-- Exercise goal --
Identify, in the records below, every line where the string "stable" appears, and copy each such line.

-- Dataset items --
□ □ □ □ □

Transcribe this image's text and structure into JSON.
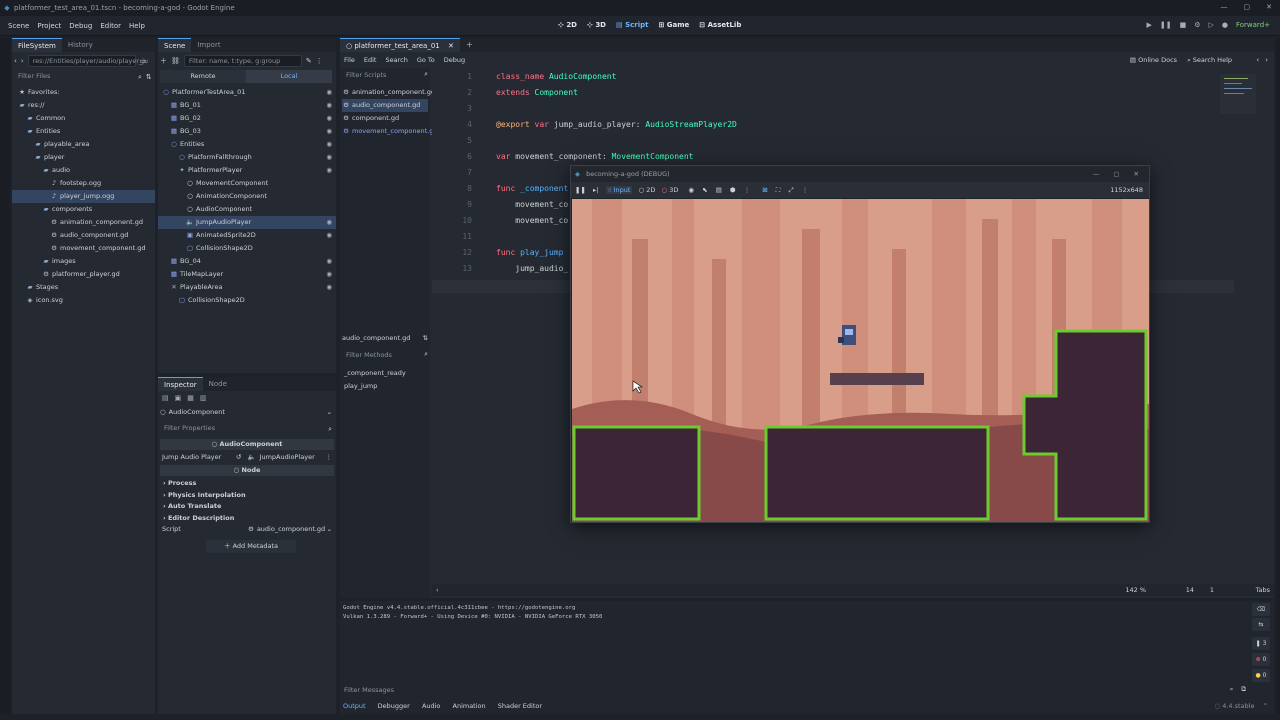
{
  "window": {
    "title": "platformer_test_area_01.tscn - becoming-a-god - Godot Engine"
  },
  "menu": {
    "items": [
      "Scene",
      "Project",
      "Debug",
      "Editor",
      "Help"
    ]
  },
  "workspaces": {
    "items": [
      "2D",
      "3D",
      "Script",
      "Game",
      "AssetLib"
    ],
    "active": "Script"
  },
  "renderer": {
    "label": "Forward+"
  },
  "filesystem": {
    "tabs": [
      "FileSystem",
      "History"
    ],
    "path": "res://Entities/player/audio/player_ju",
    "filter_placeholder": "Filter Files",
    "items": [
      {
        "label": "Favorites:",
        "icon": "star-icon",
        "indent": 0
      },
      {
        "label": "res://",
        "icon": "folder-icon",
        "indent": 0
      },
      {
        "label": "Common",
        "icon": "folder-icon",
        "indent": 1
      },
      {
        "label": "Entities",
        "icon": "folder-icon",
        "indent": 1
      },
      {
        "label": "playable_area",
        "icon": "folder-icon",
        "indent": 2
      },
      {
        "label": "player",
        "icon": "folder-icon",
        "indent": 2
      },
      {
        "label": "audio",
        "icon": "folder-icon",
        "indent": 3
      },
      {
        "label": "footstep.ogg",
        "icon": "audio-file-icon",
        "indent": 4
      },
      {
        "label": "player_jump.ogg",
        "icon": "audio-file-icon",
        "indent": 4,
        "selected": true
      },
      {
        "label": "components",
        "icon": "folder-icon",
        "indent": 3
      },
      {
        "label": "animation_component.gd",
        "icon": "script-icon",
        "indent": 4
      },
      {
        "label": "audio_component.gd",
        "icon": "script-icon",
        "indent": 4
      },
      {
        "label": "movement_component.gd",
        "icon": "script-icon",
        "indent": 4
      },
      {
        "label": "images",
        "icon": "folder-icon",
        "indent": 3
      },
      {
        "label": "platformer_player.gd",
        "icon": "script-icon",
        "indent": 3
      },
      {
        "label": "Stages",
        "icon": "folder-icon",
        "indent": 1
      },
      {
        "label": "icon.svg",
        "icon": "image-icon",
        "indent": 1
      }
    ]
  },
  "scene": {
    "tabs": [
      "Scene",
      "Import"
    ],
    "filter_placeholder": "Filter: name, t:type, g:group",
    "modes": [
      "Remote",
      "Local"
    ],
    "nodes": [
      {
        "label": "PlatformerTestArea_01",
        "icon": "node2d-icon",
        "indent": 0
      },
      {
        "label": "BG_01",
        "icon": "tilemap-icon",
        "indent": 1
      },
      {
        "label": "BG_02",
        "icon": "tilemap-icon",
        "indent": 1
      },
      {
        "label": "BG_03",
        "icon": "tilemap-icon",
        "indent": 1
      },
      {
        "label": "Entities",
        "icon": "node2d-icon",
        "indent": 1
      },
      {
        "label": "PlatformFallthrough",
        "icon": "node2d-icon",
        "indent": 2
      },
      {
        "label": "PlatformerPlayer",
        "icon": "character-icon",
        "indent": 2
      },
      {
        "label": "MovementComponent",
        "icon": "node-icon",
        "indent": 3
      },
      {
        "label": "AnimationComponent",
        "icon": "node-icon",
        "indent": 3
      },
      {
        "label": "AudioComponent",
        "icon": "node-icon",
        "indent": 3
      },
      {
        "label": "JumpAudioPlayer",
        "icon": "audio-player-icon",
        "indent": 3,
        "selected": true
      },
      {
        "label": "AnimatedSprite2D",
        "icon": "sprite-icon",
        "indent": 3
      },
      {
        "label": "CollisionShape2D",
        "icon": "collision-icon",
        "indent": 3
      },
      {
        "label": "BG_04",
        "icon": "tilemap-icon",
        "indent": 1
      },
      {
        "label": "TileMapLayer",
        "icon": "tilemap-icon",
        "indent": 1
      },
      {
        "label": "PlayableArea",
        "icon": "area-icon",
        "indent": 1
      },
      {
        "label": "CollisionShape2D",
        "icon": "collision-icon",
        "indent": 2
      }
    ]
  },
  "inspector": {
    "tabs": [
      "Inspector",
      "Node"
    ],
    "object": "AudioComponent",
    "filter_placeholder": "Filter Properties",
    "section": "AudioComponent",
    "prop_label": "Jump Audio Player",
    "prop_value": "JumpAudioPlayer",
    "node_section": "Node",
    "groups": [
      "Process",
      "Physics Interpolation",
      "Auto Translate",
      "Editor Description"
    ],
    "script_label": "Script",
    "script_value": "audio_component.gd",
    "add_metadata": "Add Metadata"
  },
  "script_editor": {
    "tab": "platformer_test_area_01",
    "menu": [
      "File",
      "Edit",
      "Search",
      "Go To",
      "Debug"
    ],
    "filter_scripts": "Filter Scripts",
    "scripts": [
      "animation_component.gd",
      "audio_component.gd",
      "component.gd",
      "movement_component.gd"
    ],
    "current_script": "audio_component.gd",
    "filter_methods": "Filter Methods",
    "methods": [
      "_component_ready",
      "play_jump"
    ],
    "help": [
      "Online Docs",
      "Search Help"
    ],
    "status": {
      "zoom": "142 %",
      "line": "14",
      "col": "1",
      "indent": "Tabs"
    }
  },
  "code_lines": [
    {
      "n": "1",
      "parts": [
        [
          "kw",
          "class_name "
        ],
        [
          "ty",
          "AudioComponent"
        ]
      ]
    },
    {
      "n": "2",
      "parts": [
        [
          "kw",
          "extends "
        ],
        [
          "ty",
          "Component"
        ]
      ]
    },
    {
      "n": "3",
      "parts": []
    },
    {
      "n": "4",
      "parts": [
        [
          "an",
          "@export "
        ],
        [
          "kw",
          "var "
        ],
        [
          "id",
          "jump_audio_player: "
        ],
        [
          "ty",
          "AudioStreamPlayer2D"
        ]
      ]
    },
    {
      "n": "5",
      "parts": []
    },
    {
      "n": "6",
      "parts": [
        [
          "kw",
          "var "
        ],
        [
          "id",
          "movement_component: "
        ],
        [
          "ty",
          "MovementComponent"
        ]
      ]
    },
    {
      "n": "7",
      "parts": []
    },
    {
      "n": "8",
      "parts": [
        [
          "kw",
          "func "
        ],
        [
          "fn",
          "_component"
        ]
      ]
    },
    {
      "n": "9",
      "parts": [
        [
          "id",
          "    movement_co"
        ]
      ]
    },
    {
      "n": "10",
      "parts": [
        [
          "id",
          "    movement_co"
        ]
      ]
    },
    {
      "n": "11",
      "parts": []
    },
    {
      "n": "12",
      "parts": [
        [
          "kw",
          "func "
        ],
        [
          "fn",
          "play_jump"
        ]
      ]
    },
    {
      "n": "13",
      "parts": [
        [
          "id",
          "    jump_audio_"
        ]
      ]
    },
    {
      "n": "14",
      "parts": []
    }
  ],
  "game_window": {
    "title": "becoming-a-god (DEBUG)",
    "toolbar": [
      "Input",
      "2D",
      "3D"
    ],
    "resolution": "1152x648"
  },
  "output": {
    "lines": [
      "Godot Engine v4.4.stable.official.4c311cbee - https://godotengine.org",
      "Vulkan 1.3.289 - Forward+ - Using Device #0: NVIDIA - NVIDIA GeForce RTX 3050"
    ],
    "filter_placeholder": "Filter Messages",
    "tabs": [
      "Output",
      "Debugger",
      "Audio",
      "Animation",
      "Shader Editor"
    ],
    "version": "4.4.stable",
    "counts": [
      "3",
      "0",
      "0"
    ]
  },
  "colors": {
    "accent": "#5aa0f0",
    "selection": "#344562",
    "sky": "#d79a84",
    "grass": "#6ecb2f",
    "dirt": "#3a2635"
  }
}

□ □ □ □ □

-- Result for this exercise --
      "Godot Engine v4.4.stable.official.4c311cbee - https://godotengine.org",
    "version": "4.4.stable",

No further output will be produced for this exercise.